- _Given exercise_
Every line below is to be quoted exactly, with nothing added or dropped.

# START OF Data for processing

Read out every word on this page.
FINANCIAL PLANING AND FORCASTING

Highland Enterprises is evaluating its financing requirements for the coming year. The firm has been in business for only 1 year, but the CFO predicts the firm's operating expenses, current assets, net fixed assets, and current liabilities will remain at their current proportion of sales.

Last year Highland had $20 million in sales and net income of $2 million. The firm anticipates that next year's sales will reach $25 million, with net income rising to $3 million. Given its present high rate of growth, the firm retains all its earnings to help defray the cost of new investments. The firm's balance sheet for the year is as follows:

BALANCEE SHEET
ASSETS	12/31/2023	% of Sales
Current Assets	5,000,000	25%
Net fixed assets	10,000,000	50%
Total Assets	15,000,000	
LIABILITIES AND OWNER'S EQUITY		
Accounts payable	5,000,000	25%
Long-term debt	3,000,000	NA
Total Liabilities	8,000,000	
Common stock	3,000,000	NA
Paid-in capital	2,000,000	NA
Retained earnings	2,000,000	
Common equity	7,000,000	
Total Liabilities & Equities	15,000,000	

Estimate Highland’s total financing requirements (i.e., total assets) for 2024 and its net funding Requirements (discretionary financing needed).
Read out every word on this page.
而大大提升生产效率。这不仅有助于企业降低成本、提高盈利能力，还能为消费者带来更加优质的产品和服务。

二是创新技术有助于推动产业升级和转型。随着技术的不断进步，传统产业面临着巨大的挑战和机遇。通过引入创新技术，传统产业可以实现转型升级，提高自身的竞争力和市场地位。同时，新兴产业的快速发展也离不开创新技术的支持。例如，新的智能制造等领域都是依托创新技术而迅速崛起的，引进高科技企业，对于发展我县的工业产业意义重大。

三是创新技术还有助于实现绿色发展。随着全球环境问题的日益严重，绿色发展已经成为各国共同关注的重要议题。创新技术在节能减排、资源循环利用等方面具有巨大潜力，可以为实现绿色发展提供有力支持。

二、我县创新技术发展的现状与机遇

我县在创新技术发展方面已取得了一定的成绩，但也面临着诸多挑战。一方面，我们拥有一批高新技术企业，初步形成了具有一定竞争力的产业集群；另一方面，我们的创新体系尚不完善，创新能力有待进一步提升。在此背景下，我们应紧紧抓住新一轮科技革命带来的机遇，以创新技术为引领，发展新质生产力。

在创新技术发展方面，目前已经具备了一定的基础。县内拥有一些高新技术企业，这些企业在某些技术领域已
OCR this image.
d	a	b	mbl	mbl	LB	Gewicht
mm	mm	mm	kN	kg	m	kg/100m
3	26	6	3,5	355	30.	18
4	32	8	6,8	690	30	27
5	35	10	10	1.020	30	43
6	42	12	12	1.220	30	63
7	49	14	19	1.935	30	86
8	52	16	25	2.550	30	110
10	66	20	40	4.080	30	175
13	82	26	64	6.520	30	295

# END OF Data for processing

- _Solved problem_
Read out every word on this page.
FINANCIAL PLANING AND FORCASTING

Highland Enterprises is evaluating its financing requirements for the coming year. The firm has been in business for only 1 year, but the CFO predicts the firm's operating expenses, current assets, net fixed assets, and current liabilities will remain at their current proportion of sales.

Last year Highland had $20 million in sales and net income of $2 million. The firm anticipates that next year's sales will reach $25 million, with net income rising to $3 million. Given its present high rate of growth, the firm retains all its earnings to help defray the cost of new investments. The firm's balance sheet for the year is as follows:

BALANCEE SHEET
ASSETS	12/31/2023	% of Sales
Current Assets	5,000,000	25%
Net fixed assets	10,000,000	50%
Total Assets	15,000,000	
LIABILITIES AND OWNER'S EQUITY		
Accounts payable	5,000,000	25%
Long-term debt	3,000,000	NA
Total Liabilities	8,000,000	
Common stock	3,000,000	NA
Paid-in capital	2,000,000	NA
Retained earnings	2,000,000	
Common equity	7,000,000	
Total Liabilities & Equities	15,000,000	

Estimate Highland’s total financing requirements (i.e., total assets) for 2024 and its net funding Requirements (discretionary financing needed).
Read out every word on this page.
而大大提升生产效率。这不仅有助于企业降低成本、提高盈利能力，还能为消费者带来更加优质的产品和服务。

二是创新技术有助于推动产业升级和转型。随着技术的不断进步，传统产业面临着巨大的挑战和机遇。通过引入创新技术，传统产业可以实现转型升级，提高自身的竞争力和市场地位。同时，新兴产业的快速发展也离不开创新技术的支持。例如，新的智能制造等领域都是依托创新技术而迅速崛起的，引进高科技企业，对于发展我县的工业产业意义重大。

三是创新技术还有助于实现绿色发展。随着全球环境问题的日益严重，绿色发展已经成为各国共同关注的重要议题。创新技术在节能减排、资源循环利用等方面具有巨大潜力，可以为实现绿色发展提供有力支持。

二、我县创新技术发展的现状与机遇

我县在创新技术发展方面已取得了一定的成绩，但也面临着诸多挑战。一方面，我们拥有一批高新技术企业，初步形成了具有一定竞争力的产业集群；另一方面，我们的创新体系尚不完善，创新能力有待进一步提升。在此背景下，我们应紧紧抓住新一轮科技革命带来的机遇，以创新技术为引领，发展新质生产力。

在创新技术发展方面，目前已经具备了一定的基础。县内拥有一些高新技术企业，这些企业在某些技术领域已
OCR this image.
d	a	b	mbl	mbl	LB	Gewicht
mm	mm	mm	kN	kg	m	kg/100m
3	26	6	3,5	355	30.	18
4	32	8	6,8	690	30	27
5	35	10	10	1.020	30	43
6	42	12	12	1.220	30	63
7	49	14	19	1.935	30	86
8	52	16	25	2.550	30	110
10	66	20	40	4.080	30	175
13	82	26	64	6.520	30	295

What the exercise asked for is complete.